DATA IN THIS EXERCISE:
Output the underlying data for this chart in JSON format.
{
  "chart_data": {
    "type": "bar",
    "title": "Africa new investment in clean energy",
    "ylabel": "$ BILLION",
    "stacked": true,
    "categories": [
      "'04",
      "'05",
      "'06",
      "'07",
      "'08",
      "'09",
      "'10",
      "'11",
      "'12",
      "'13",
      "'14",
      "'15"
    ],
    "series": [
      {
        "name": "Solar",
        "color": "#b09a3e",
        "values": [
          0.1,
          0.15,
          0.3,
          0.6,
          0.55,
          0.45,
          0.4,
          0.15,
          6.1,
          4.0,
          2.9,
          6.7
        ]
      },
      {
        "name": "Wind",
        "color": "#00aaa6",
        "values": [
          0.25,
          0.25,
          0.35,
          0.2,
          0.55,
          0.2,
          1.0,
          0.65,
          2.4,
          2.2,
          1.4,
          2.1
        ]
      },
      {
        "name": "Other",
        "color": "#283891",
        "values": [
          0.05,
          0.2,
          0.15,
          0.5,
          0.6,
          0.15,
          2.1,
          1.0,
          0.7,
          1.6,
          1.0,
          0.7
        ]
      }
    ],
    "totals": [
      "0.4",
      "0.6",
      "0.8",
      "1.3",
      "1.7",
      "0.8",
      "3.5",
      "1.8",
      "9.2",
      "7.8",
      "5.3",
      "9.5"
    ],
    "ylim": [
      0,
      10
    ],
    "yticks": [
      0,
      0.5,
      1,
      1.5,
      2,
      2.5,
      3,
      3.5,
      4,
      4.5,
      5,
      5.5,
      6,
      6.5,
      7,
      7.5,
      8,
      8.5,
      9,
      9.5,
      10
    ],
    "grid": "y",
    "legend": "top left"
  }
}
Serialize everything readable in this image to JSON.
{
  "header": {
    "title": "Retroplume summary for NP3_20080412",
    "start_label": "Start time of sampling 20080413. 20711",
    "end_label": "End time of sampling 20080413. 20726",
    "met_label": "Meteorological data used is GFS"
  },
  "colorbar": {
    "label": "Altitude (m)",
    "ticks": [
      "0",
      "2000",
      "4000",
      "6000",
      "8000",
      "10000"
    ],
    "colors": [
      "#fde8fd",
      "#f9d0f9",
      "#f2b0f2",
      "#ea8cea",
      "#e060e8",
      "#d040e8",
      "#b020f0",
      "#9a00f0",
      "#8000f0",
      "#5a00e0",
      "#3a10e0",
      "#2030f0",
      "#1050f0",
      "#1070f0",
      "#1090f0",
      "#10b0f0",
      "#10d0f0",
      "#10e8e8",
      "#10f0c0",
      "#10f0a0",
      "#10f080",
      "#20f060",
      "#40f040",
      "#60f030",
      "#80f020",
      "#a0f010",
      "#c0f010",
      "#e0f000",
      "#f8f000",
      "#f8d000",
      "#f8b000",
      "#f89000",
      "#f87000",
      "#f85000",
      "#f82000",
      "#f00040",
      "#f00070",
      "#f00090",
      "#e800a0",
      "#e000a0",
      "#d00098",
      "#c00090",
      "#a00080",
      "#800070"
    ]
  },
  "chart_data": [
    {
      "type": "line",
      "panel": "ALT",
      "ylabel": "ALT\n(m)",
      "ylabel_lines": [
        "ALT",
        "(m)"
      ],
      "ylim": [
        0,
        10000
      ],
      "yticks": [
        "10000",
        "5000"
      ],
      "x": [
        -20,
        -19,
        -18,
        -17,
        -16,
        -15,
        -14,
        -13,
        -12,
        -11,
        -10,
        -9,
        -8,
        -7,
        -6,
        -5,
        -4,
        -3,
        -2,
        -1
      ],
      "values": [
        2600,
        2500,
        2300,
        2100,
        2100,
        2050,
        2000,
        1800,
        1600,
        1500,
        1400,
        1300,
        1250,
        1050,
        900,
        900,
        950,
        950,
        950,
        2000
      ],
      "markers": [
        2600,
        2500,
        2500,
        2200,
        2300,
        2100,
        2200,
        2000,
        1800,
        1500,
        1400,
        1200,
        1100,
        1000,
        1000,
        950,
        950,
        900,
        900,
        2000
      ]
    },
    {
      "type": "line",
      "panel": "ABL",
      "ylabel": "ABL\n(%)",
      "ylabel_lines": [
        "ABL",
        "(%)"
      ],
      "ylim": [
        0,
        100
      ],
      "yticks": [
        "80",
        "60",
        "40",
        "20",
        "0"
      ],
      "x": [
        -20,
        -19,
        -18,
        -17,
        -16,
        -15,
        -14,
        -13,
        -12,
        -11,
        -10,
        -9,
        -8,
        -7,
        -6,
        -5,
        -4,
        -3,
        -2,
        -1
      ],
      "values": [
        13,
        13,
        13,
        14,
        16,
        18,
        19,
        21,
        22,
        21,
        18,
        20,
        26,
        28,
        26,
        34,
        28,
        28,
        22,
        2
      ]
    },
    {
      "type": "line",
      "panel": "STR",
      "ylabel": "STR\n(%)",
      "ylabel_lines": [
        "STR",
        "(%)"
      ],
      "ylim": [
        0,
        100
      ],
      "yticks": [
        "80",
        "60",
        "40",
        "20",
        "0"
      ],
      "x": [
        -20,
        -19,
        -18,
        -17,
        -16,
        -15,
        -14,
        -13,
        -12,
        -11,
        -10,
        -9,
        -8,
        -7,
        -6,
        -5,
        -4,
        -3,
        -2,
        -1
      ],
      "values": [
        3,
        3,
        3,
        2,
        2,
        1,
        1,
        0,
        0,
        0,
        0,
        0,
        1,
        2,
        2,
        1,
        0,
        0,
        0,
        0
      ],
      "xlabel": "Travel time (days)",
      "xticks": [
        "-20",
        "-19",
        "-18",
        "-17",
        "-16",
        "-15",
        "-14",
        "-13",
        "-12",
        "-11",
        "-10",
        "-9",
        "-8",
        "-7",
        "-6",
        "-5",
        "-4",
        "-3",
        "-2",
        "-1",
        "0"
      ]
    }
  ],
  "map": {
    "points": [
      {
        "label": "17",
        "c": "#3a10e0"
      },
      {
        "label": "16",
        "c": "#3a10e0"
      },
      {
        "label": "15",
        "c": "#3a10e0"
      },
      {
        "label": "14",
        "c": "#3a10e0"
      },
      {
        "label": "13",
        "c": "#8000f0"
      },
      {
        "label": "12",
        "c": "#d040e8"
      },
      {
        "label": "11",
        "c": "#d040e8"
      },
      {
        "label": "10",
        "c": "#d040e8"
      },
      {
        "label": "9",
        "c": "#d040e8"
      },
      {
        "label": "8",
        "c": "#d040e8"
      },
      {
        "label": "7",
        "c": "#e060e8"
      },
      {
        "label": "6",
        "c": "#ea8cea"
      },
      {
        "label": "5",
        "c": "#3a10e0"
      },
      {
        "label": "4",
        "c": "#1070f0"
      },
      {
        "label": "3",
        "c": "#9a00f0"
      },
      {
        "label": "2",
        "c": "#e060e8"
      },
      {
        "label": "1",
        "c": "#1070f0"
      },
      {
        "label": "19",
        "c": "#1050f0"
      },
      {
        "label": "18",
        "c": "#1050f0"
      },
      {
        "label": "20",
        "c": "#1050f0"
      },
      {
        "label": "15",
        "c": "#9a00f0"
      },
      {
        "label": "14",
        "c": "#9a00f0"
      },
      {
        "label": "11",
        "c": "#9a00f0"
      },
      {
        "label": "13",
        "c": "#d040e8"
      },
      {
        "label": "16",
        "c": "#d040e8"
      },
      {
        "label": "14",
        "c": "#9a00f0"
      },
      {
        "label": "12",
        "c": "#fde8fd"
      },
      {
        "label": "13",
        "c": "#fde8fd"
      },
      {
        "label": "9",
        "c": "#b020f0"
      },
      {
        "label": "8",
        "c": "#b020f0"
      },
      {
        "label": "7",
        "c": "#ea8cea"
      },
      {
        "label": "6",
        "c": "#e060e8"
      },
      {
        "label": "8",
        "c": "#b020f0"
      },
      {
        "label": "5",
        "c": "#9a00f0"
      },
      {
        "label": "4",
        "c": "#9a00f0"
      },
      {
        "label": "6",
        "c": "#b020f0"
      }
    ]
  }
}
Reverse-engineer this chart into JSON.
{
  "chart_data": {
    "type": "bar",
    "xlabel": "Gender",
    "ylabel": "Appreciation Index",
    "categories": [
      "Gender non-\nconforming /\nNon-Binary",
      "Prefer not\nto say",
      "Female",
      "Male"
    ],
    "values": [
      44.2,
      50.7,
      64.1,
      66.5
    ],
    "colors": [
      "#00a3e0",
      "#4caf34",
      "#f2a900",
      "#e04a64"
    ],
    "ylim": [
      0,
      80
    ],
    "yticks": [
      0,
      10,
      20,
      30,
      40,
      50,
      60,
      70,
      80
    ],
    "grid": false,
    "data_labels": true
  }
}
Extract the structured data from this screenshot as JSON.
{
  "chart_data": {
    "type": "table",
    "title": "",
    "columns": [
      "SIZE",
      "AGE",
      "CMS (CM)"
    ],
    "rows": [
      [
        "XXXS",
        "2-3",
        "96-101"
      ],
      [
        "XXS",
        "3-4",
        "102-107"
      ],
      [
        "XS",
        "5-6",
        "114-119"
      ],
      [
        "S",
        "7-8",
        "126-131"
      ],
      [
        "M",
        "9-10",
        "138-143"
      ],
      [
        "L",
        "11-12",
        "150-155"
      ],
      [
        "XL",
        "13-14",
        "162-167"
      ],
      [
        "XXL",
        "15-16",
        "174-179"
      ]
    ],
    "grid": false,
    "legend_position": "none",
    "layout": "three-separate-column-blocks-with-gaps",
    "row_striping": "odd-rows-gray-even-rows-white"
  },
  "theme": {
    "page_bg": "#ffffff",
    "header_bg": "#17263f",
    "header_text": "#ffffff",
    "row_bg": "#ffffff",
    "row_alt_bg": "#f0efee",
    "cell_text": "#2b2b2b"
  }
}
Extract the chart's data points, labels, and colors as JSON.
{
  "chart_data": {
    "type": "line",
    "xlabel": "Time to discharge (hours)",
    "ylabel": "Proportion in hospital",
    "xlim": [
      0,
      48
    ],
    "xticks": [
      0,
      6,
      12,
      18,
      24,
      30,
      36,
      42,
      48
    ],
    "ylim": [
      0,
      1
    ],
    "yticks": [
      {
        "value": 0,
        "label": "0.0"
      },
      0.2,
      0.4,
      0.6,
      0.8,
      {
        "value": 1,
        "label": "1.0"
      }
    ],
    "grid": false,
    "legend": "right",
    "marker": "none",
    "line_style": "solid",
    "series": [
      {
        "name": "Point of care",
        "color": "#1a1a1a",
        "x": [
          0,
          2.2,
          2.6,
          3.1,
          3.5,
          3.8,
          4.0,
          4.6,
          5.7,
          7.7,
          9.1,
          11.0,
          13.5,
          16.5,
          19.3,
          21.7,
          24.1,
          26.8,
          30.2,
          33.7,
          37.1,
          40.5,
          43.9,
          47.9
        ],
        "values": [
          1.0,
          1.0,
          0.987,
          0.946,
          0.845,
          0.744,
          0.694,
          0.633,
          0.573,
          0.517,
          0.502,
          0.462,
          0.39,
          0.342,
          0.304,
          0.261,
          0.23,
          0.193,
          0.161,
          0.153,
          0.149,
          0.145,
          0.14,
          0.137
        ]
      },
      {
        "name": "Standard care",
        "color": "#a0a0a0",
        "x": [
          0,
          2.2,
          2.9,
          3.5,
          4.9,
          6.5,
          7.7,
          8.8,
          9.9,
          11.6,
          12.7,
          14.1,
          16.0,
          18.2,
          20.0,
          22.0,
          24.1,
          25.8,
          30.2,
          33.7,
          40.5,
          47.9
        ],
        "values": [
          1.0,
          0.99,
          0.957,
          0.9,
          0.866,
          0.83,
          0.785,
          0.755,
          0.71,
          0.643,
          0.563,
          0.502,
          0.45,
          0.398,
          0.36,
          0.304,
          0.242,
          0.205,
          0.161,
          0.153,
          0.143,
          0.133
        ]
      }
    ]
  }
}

PROBLEM STATEMENT:
Tell how many lines in the material contain the word "points". Only the number is wanted.

WRITTEN RESPONSE:
2